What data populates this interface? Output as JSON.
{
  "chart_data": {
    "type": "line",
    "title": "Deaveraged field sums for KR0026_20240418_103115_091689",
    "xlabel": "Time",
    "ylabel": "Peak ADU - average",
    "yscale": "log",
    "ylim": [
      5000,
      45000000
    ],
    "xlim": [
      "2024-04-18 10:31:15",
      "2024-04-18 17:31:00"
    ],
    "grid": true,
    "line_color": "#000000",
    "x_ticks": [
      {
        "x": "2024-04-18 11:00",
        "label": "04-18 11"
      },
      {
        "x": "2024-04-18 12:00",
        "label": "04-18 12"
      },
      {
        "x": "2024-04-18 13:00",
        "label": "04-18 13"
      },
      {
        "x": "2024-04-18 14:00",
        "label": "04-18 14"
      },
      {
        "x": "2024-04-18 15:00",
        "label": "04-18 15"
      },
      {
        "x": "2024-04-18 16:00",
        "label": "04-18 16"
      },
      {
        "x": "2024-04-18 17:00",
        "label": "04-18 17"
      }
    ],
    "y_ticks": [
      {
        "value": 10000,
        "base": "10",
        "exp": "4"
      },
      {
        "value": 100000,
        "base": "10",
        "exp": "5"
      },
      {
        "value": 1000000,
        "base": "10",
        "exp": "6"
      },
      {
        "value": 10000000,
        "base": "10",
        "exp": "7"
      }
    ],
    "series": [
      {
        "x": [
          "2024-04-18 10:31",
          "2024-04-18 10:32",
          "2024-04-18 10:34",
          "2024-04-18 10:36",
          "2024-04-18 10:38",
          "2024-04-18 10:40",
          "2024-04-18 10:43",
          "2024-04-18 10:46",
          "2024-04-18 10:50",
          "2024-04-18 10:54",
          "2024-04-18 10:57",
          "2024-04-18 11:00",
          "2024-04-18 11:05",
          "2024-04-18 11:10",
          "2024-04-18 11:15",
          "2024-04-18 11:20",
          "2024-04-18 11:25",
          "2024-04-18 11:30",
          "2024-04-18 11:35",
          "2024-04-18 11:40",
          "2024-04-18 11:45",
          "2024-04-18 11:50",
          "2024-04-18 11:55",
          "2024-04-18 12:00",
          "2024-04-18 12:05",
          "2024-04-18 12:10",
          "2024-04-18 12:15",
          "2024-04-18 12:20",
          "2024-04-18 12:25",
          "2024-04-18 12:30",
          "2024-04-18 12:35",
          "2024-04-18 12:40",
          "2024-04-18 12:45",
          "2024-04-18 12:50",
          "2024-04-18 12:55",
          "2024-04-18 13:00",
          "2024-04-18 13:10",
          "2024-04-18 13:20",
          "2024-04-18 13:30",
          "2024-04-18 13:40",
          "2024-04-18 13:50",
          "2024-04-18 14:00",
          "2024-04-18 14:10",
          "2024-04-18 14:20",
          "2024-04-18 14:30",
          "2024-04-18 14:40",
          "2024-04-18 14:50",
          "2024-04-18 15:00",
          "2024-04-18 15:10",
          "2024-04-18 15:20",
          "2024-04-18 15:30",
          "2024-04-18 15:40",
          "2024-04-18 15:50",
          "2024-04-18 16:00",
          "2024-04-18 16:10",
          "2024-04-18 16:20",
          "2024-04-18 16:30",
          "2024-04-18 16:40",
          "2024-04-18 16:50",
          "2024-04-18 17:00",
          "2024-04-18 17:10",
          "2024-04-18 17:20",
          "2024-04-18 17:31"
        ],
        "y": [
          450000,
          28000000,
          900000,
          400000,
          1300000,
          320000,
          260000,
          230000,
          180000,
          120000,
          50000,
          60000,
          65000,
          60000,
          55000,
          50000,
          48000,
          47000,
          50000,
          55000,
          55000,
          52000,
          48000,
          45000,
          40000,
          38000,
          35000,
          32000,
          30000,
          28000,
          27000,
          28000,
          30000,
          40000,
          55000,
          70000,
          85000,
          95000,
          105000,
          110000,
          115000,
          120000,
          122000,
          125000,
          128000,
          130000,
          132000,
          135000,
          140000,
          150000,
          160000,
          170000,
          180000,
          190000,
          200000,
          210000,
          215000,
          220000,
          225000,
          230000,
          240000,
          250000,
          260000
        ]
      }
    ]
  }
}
────────────────────────────────────────
Aim. Show the lines that mention the word "value".

Finished answer.
        "value": 10000,
        "value": 100000,
        "value": 1000000,
        "value": 10000000,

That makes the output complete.